— Start of Record list —

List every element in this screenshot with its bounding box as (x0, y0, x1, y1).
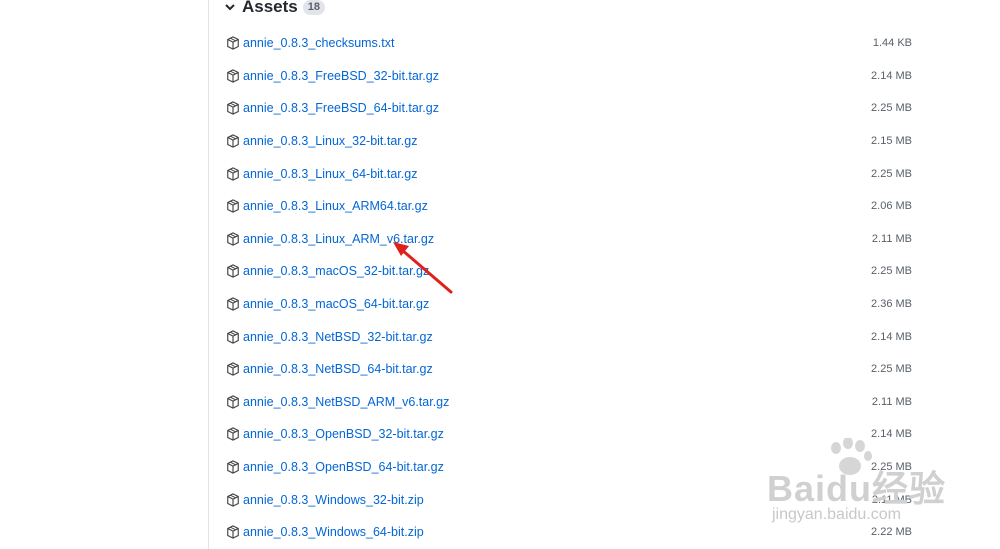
asset-size: 2.14 MB (871, 428, 912, 441)
asset-size: 2.11 MB (871, 493, 912, 506)
asset-download-link[interactable]: annie_0.8.3_macOS_64-bit.tar.gz (243, 297, 429, 311)
asset-size: 2.11 MB (871, 395, 912, 408)
package-icon (227, 427, 239, 442)
asset-download-link[interactable]: annie_0.8.3_FreeBSD_32-bit.tar.gz (243, 69, 439, 83)
package-icon (227, 492, 239, 507)
asset-row: annie_0.8.3_Linux_32-bit.tar.gz 2.15 MB (224, 125, 914, 158)
asset-download-link[interactable]: annie_0.8.3_checksums.txt (243, 36, 394, 50)
asset-row: annie_0.8.3_checksums.txt 1.44 KB (224, 27, 914, 60)
asset-size: 2.14 MB (871, 69, 912, 82)
asset-download-link[interactable]: annie_0.8.3_OpenBSD_64-bit.tar.gz (243, 460, 444, 474)
asset-size: 2.15 MB (871, 135, 912, 148)
asset-list: annie_0.8.3_checksums.txt 1.44 KB annie_0.… (224, 27, 914, 549)
asset-download-link[interactable]: annie_0.8.3_FreeBSD_64-bit.tar.gz (243, 101, 439, 115)
asset-size: 2.14 MB (871, 330, 912, 343)
asset-download-link[interactable]: annie_0.8.3_NetBSD_64-bit.tar.gz (243, 362, 433, 376)
asset-row: annie_0.8.3_OpenBSD_64-bit.tar.gz 2.25 MB (224, 451, 914, 484)
asset-size: 2.11 MB (871, 232, 912, 245)
asset-size: 2.25 MB (871, 102, 912, 115)
asset-download-link[interactable]: annie_0.8.3_macOS_32-bit.tar.gz (243, 264, 429, 278)
asset-size: 2.22 MB (871, 526, 912, 539)
package-icon (227, 264, 239, 279)
asset-download-link[interactable]: annie_0.8.3_Windows_32-bit.zip (243, 493, 424, 507)
asset-row: annie_0.8.3_Linux_ARM64.tar.gz 2.06 MB (224, 190, 914, 223)
asset-size: 2.25 MB (871, 265, 912, 278)
asset-download-link[interactable]: annie_0.8.3_NetBSD_32-bit.tar.gz (243, 330, 433, 344)
asset-download-link[interactable]: annie_0.8.3_Linux_ARM64.tar.gz (243, 199, 428, 213)
package-icon (227, 329, 239, 344)
asset-download-link[interactable]: annie_0.8.3_OpenBSD_32-bit.tar.gz (243, 427, 444, 441)
asset-download-link[interactable]: annie_0.8.3_Windows_64-bit.zip (243, 525, 424, 539)
asset-row: annie_0.8.3_FreeBSD_64-bit.tar.gz 2.25 MB (224, 92, 914, 125)
asset-row: annie_0.8.3_NetBSD_64-bit.tar.gz 2.25 MB (224, 353, 914, 386)
chevron-down-icon[interactable] (224, 1, 236, 13)
asset-row: annie_0.8.3_OpenBSD_32-bit.tar.gz 2.14 MB (224, 418, 914, 451)
package-icon (227, 36, 239, 51)
asset-size: 2.25 MB (871, 461, 912, 474)
package-icon (227, 362, 239, 376)
package-icon (227, 525, 239, 539)
package-icon (227, 199, 239, 214)
content-left-border (208, 0, 209, 549)
asset-size: 2.25 MB (871, 167, 912, 180)
asset-download-link[interactable]: annie_0.8.3_Linux_ARM_v6.tar.gz (243, 232, 434, 246)
asset-row: annie_0.8.3_macOS_64-bit.tar.gz 2.36 MB (224, 288, 914, 321)
asset-size: 2.36 MB (871, 298, 912, 311)
asset-size: 1.44 KB (872, 37, 912, 50)
package-icon (227, 166, 239, 181)
asset-download-link[interactable]: annie_0.8.3_Linux_32-bit.tar.gz (243, 134, 417, 148)
asset-row: annie_0.8.3_Linux_ARM_v6.tar.gz 2.11 MB (224, 223, 914, 256)
asset-row: annie_0.8.3_Windows_64-bit.zip 2.22 MB (224, 516, 914, 549)
asset-row: annie_0.8.3_FreeBSD_32-bit.tar.gz 2.14 MB (224, 60, 914, 93)
package-icon (227, 297, 239, 311)
package-icon (227, 101, 239, 116)
asset-download-link[interactable]: annie_0.8.3_Linux_64-bit.tar.gz (243, 167, 417, 181)
assets-count-badge: 18 (302, 0, 326, 15)
package-icon (227, 395, 239, 409)
package-icon (227, 134, 239, 148)
asset-row: annie_0.8.3_NetBSD_ARM_v6.tar.gz 2.11 MB (224, 386, 914, 419)
assets-section-header[interactable]: Assets 18 (224, 0, 326, 20)
asset-size: 2.25 MB (871, 363, 912, 376)
asset-size: 2.06 MB (871, 200, 912, 213)
asset-download-link[interactable]: annie_0.8.3_NetBSD_ARM_v6.tar.gz (243, 395, 449, 409)
asset-row: annie_0.8.3_Windows_32-bit.zip 2.11 MB (224, 483, 914, 516)
package-icon (227, 232, 239, 246)
assets-title: Assets (242, 0, 298, 16)
package-icon (227, 69, 239, 83)
asset-row: annie_0.8.3_NetBSD_32-bit.tar.gz 2.14 MB (224, 320, 914, 353)
asset-row: annie_0.8.3_macOS_32-bit.tar.gz 2.25 MB (224, 255, 914, 288)
asset-row: annie_0.8.3_Linux_64-bit.tar.gz 2.25 MB (224, 157, 914, 190)
package-icon (227, 460, 239, 474)
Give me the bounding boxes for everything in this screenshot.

— End of Record list —

Written request: Retype the lines of the listing above word for word, starting with the line containing "asset-size: 2.14 MB (871, 428, 912, 441)" and ending with the line containing "package-icon (227, 492, 239, 507)".

Reply:
asset-size: 2.14 MB (871, 428, 912, 441)
asset-size: 2.11 MB (871, 493, 912, 506)
asset-download-link[interactable]: annie_0.8.3_macOS_64-bit.tar.gz (243, 297, 429, 311)
asset-size: 2.11 MB (871, 395, 912, 408)
package-icon (227, 427, 239, 442)
asset-download-link[interactable]: annie_0.8.3_FreeBSD_32-bit.tar.gz (243, 69, 439, 83)
package-icon (227, 492, 239, 507)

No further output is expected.